Objective » Quote all of the data exactly as given. Skip every picture it contains.

(begin)

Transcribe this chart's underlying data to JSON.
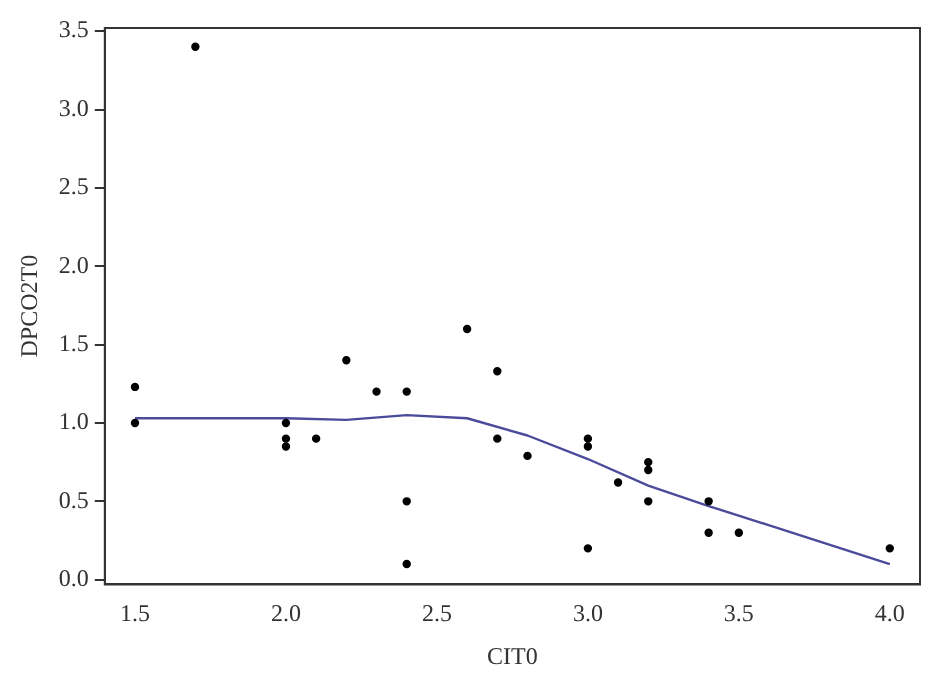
{
  "chart_data": {
    "type": "scatter",
    "xlabel": "CIT0",
    "ylabel": "DPCO2T0",
    "xlim": [
      1.4,
      4.1
    ],
    "ylim": [
      -0.03,
      3.52
    ],
    "xticks": [
      {
        "value": 1.5,
        "label": "1.5"
      },
      {
        "value": 2,
        "label": "2.0"
      },
      {
        "value": 2.5,
        "label": "2.5"
      },
      {
        "value": 3,
        "label": "3.0"
      },
      {
        "value": 3.5,
        "label": "3.5"
      },
      {
        "value": 4,
        "label": "4.0"
      }
    ],
    "yticks": [
      {
        "value": 0,
        "label": "0.0"
      },
      {
        "value": 0.5,
        "label": "0.5"
      },
      {
        "value": 1,
        "label": "1.0"
      },
      {
        "value": 1.5,
        "label": "1.5"
      },
      {
        "value": 2,
        "label": "2.0"
      },
      {
        "value": 2.5,
        "label": "2.5"
      },
      {
        "value": 3,
        "label": "3.0"
      },
      {
        "value": 3.5,
        "label": "3.5"
      }
    ],
    "grid": false,
    "legend": false,
    "series": [
      {
        "type": "scatter",
        "color": "#000000",
        "marker": "circle",
        "x": [
          1.5,
          1.5,
          1.7,
          2.0,
          2.0,
          2.0,
          2.1,
          2.2,
          2.3,
          2.4,
          2.4,
          2.4,
          2.6,
          2.7,
          2.7,
          2.8,
          3.0,
          3.0,
          3.0,
          3.1,
          3.2,
          3.2,
          3.2,
          3.4,
          3.4,
          3.5,
          4.0
        ],
        "values": [
          1.23,
          1.0,
          3.4,
          1.0,
          0.9,
          0.85,
          0.9,
          1.4,
          1.2,
          1.2,
          0.5,
          0.1,
          1.6,
          1.33,
          0.9,
          0.79,
          0.9,
          0.85,
          0.2,
          0.62,
          0.75,
          0.7,
          0.5,
          0.5,
          0.3,
          0.3,
          0.2
        ]
      },
      {
        "type": "line",
        "color": "#4b4b9b",
        "marker": "none",
        "line_style": "solid",
        "x": [
          1.5,
          2.0,
          2.2,
          2.4,
          2.6,
          2.8,
          3.0,
          3.2,
          3.4,
          4.0
        ],
        "values": [
          1.03,
          1.03,
          1.02,
          1.05,
          1.03,
          0.92,
          0.77,
          0.6,
          0.47,
          0.1
        ]
      }
    ]
  }
}
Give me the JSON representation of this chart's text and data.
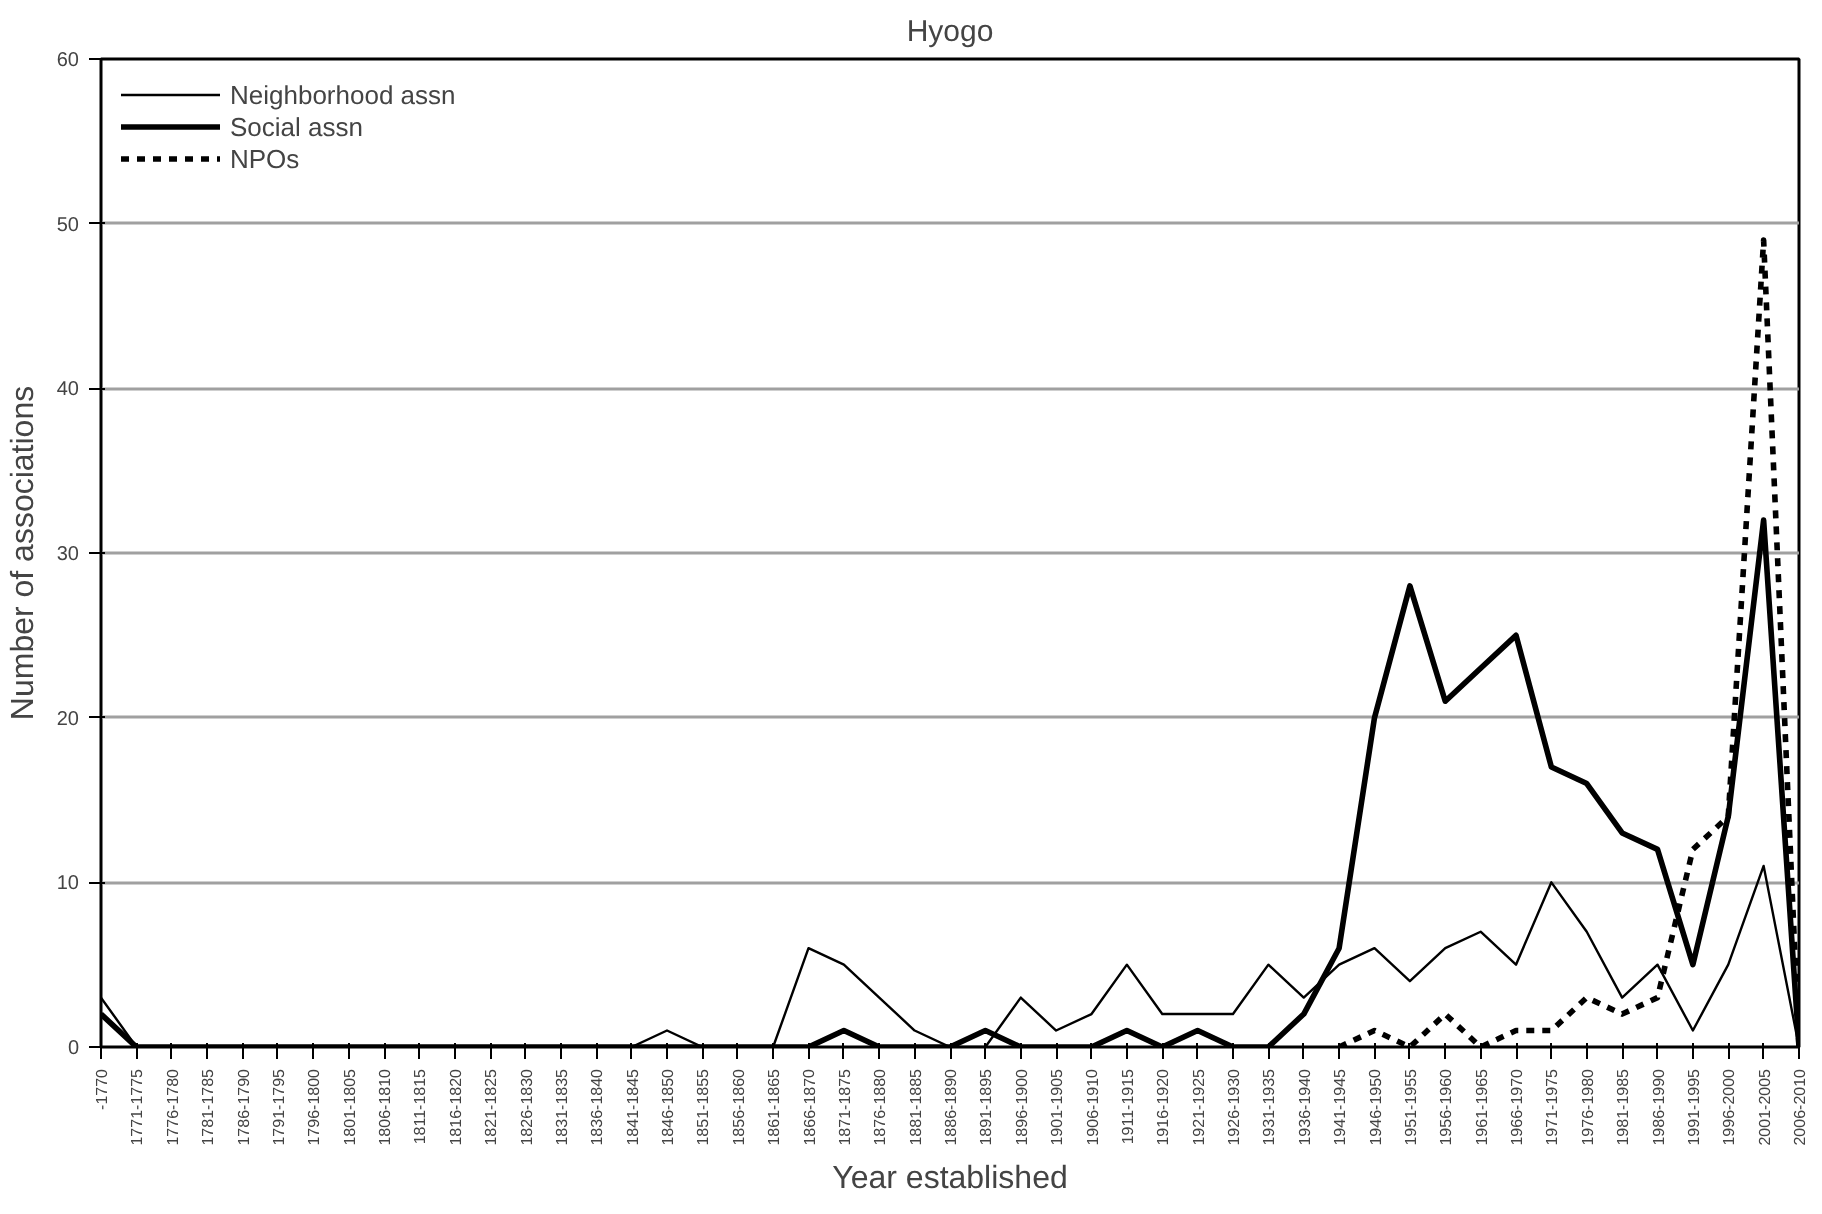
{
  "chart_data": {
    "type": "line",
    "title": "Hyogo",
    "xlabel": "Year established",
    "ylabel": "Number of associations",
    "categories": [
      "-1770",
      "1771-1775",
      "1776-1780",
      "1781-1785",
      "1786-1790",
      "1791-1795",
      "1796-1800",
      "1801-1805",
      "1806-1810",
      "1811-1815",
      "1816-1820",
      "1821-1825",
      "1826-1830",
      "1831-1835",
      "1836-1840",
      "1841-1845",
      "1846-1850",
      "1851-1855",
      "1856-1860",
      "1861-1865",
      "1866-1870",
      "1871-1875",
      "1876-1880",
      "1881-1885",
      "1886-1890",
      "1891-1895",
      "1896-1900",
      "1901-1905",
      "1906-1910",
      "1911-1915",
      "1916-1920",
      "1921-1925",
      "1926-1930",
      "1931-1935",
      "1936-1940",
      "1941-1945",
      "1946-1950",
      "1951-1955",
      "1956-1960",
      "1961-1965",
      "1966-1970",
      "1971-1975",
      "1976-1980",
      "1981-1985",
      "1986-1990",
      "1991-1995",
      "1996-2000",
      "2001-2005",
      "2006-2010"
    ],
    "series": [
      {
        "name": "Neighborhood assn",
        "color": "#000000",
        "line_style": "solid",
        "values": [
          3,
          0,
          0,
          0,
          0,
          0,
          0,
          0,
          0,
          0,
          0,
          0,
          0,
          0,
          0,
          0,
          1,
          0,
          0,
          0,
          6,
          5,
          3,
          1,
          0,
          0,
          3,
          1,
          2,
          5,
          2,
          2,
          2,
          5,
          3,
          5,
          6,
          4,
          6,
          7,
          5,
          10,
          7,
          3,
          5,
          1,
          5,
          11,
          0
        ]
      },
      {
        "name": "Social assn",
        "color": "#000000",
        "line_style": "solid",
        "values": [
          2,
          0,
          0,
          0,
          0,
          0,
          0,
          0,
          0,
          0,
          0,
          0,
          0,
          0,
          0,
          0,
          0,
          0,
          0,
          0,
          0,
          1,
          0,
          0,
          0,
          1,
          0,
          0,
          0,
          1,
          0,
          1,
          0,
          0,
          2,
          6,
          20,
          28,
          21,
          23,
          25,
          17,
          16,
          13,
          12,
          5,
          14,
          32,
          0
        ]
      },
      {
        "name": "NPOs",
        "color": "#000000",
        "line_style": "dotted",
        "values": [
          null,
          null,
          null,
          null,
          null,
          null,
          null,
          null,
          null,
          null,
          null,
          null,
          null,
          null,
          null,
          null,
          null,
          null,
          null,
          null,
          null,
          null,
          null,
          null,
          null,
          null,
          null,
          null,
          null,
          null,
          null,
          null,
          null,
          null,
          null,
          0,
          1,
          0,
          2,
          0,
          1,
          1,
          3,
          2,
          3,
          12,
          14,
          49,
          0
        ]
      }
    ],
    "ylim": [
      0,
      60
    ],
    "yticks": [
      0,
      10,
      20,
      30,
      40,
      50,
      60
    ],
    "grid": "y",
    "legend": "top left"
  }
}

(end)

Task output »
Transcribe this chart's underlying data to JSON.
{
  "chart_data": {
    "type": "scatter",
    "xlabel": "CIT0",
    "ylabel": "DPCO2T0",
    "xlim": [
      1.4,
      4.1
    ],
    "ylim": [
      -0.03,
      3.52
    ],
    "xticks": [
      {
        "value": 1.5,
        "label": "1.5"
      },
      {
        "value": 2,
        "label": "2.0"
      },
      {
        "value": 2.5,
        "label": "2.5"
      },
      {
        "value": 3,
        "label": "3.0"
      },
      {
        "value": 3.5,
        "label": "3.5"
      },
      {
        "value": 4,
        "label": "4.0"
      }
    ],
    "yticks": [
      {
        "value": 0,
        "label": "0.0"
      },
      {
        "value": 0.5,
        "label": "0.5"
      },
      {
        "value": 1,
        "label": "1.0"
      },
      {
        "value": 1.5,
        "label": "1.5"
      },
      {
        "value": 2,
        "label": "2.0"
      },
      {
        "value": 2.5,
        "label": "2.5"
      },
      {
        "value": 3,
        "label": "3.0"
      },
      {
        "value": 3.5,
        "label": "3.5"
      }
    ],
    "grid": false,
    "legend": false,
    "series": [
      {
        "type": "scatter",
        "color": "#000000",
        "marker": "circle",
        "x": [
          1.5,
          1.5,
          1.7,
          2.0,
          2.0,
          2.0,
          2.1,
          2.2,
          2.3,
          2.4,
          2.4,
          2.4,
          2.6,
          2.7,
          2.7,
          2.8,
          3.0,
          3.0,
          3.0,
          3.1,
          3.2,
          3.2,
          3.2,
          3.4,
          3.4,
          3.5,
          4.0
        ],
        "values": [
          1.23,
          1.0,
          3.4,
          1.0,
          0.9,
          0.85,
          0.9,
          1.4,
          1.2,
          1.2,
          0.5,
          0.1,
          1.6,
          1.33,
          0.9,
          0.79,
          0.9,
          0.85,
          0.2,
          0.62,
          0.75,
          0.7,
          0.5,
          0.5,
          0.3,
          0.3,
          0.2
        ]
      },
      {
        "type": "line",
        "color": "#4b4b9b",
        "marker": "none",
        "line_style": "solid",
        "x": [
          1.5,
          2.0,
          2.2,
          2.4,
          2.6,
          2.8,
          3.0,
          3.2,
          3.4,
          4.0
        ],
        "values": [
          1.03,
          1.03,
          1.02,
          1.05,
          1.03,
          0.92,
          0.77,
          0.6,
          0.47,
          0.1
        ]
      }
    ]
  }
}
Give me the JSON representation of this chart's text and data.
{
  "chart_data": {
    "type": "line",
    "title": "Hyogo",
    "xlabel": "Year established",
    "ylabel": "Number of associations",
    "categories": [
      "-1770",
      "1771-1775",
      "1776-1780",
      "1781-1785",
      "1786-1790",
      "1791-1795",
      "1796-1800",
      "1801-1805",
      "1806-1810",
      "1811-1815",
      "1816-1820",
      "1821-1825",
      "1826-1830",
      "1831-1835",
      "1836-1840",
      "1841-1845",
      "1846-1850",
      "1851-1855",
      "1856-1860",
      "1861-1865",
      "1866-1870",
      "1871-1875",
      "1876-1880",
      "1881-1885",
      "1886-1890",
      "1891-1895",
      "1896-1900",
      "1901-1905",
      "1906-1910",
      "1911-1915",
      "1916-1920",
      "1921-1925",
      "1926-1930",
      "1931-1935",
      "1936-1940",
      "1941-1945",
      "1946-1950",
      "1951-1955",
      "1956-1960",
      "1961-1965",
      "1966-1970",
      "1971-1975",
      "1976-1980",
      "1981-1985",
      "1986-1990",
      "1991-1995",
      "1996-2000",
      "2001-2005",
      "2006-2010"
    ],
    "series": [
      {
        "name": "Neighborhood assn",
        "color": "#000000",
        "line_style": "solid",
        "values": [
          3,
          0,
          0,
          0,
          0,
          0,
          0,
          0,
          0,
          0,
          0,
          0,
          0,
          0,
          0,
          0,
          1,
          0,
          0,
          0,
          6,
          5,
          3,
          1,
          0,
          0,
          3,
          1,
          2,
          5,
          2,
          2,
          2,
          5,
          3,
          5,
          6,
          4,
          6,
          7,
          5,
          10,
          7,
          3,
          5,
          1,
          5,
          11,
          0
        ]
      },
      {
        "name": "Social assn",
        "color": "#000000",
        "line_style": "solid",
        "values": [
          2,
          0,
          0,
          0,
          0,
          0,
          0,
          0,
          0,
          0,
          0,
          0,
          0,
          0,
          0,
          0,
          0,
          0,
          0,
          0,
          0,
          1,
          0,
          0,
          0,
          1,
          0,
          0,
          0,
          1,
          0,
          1,
          0,
          0,
          2,
          6,
          20,
          28,
          21,
          23,
          25,
          17,
          16,
          13,
          12,
          5,
          14,
          32,
          0
        ]
      },
      {
        "name": "NPOs",
        "color": "#000000",
        "line_style": "dotted",
        "values": [
          null,
          null,
          null,
          null,
          null,
          null,
          null,
          null,
          null,
          null,
          null,
          null,
          null,
          null,
          null,
          null,
          null,
          null,
          null,
          null,
          null,
          null,
          null,
          null,
          null,
          null,
          null,
          null,
          null,
          null,
          null,
          null,
          null,
          null,
          null,
          0,
          1,
          0,
          2,
          0,
          1,
          1,
          3,
          2,
          3,
          12,
          14,
          49,
          0
        ]
      }
    ],
    "ylim": [
      0,
      60
    ],
    "yticks": [
      0,
      10,
      20,
      30,
      40,
      50,
      60
    ],
    "grid": "y",
    "legend": "top left"
  }
}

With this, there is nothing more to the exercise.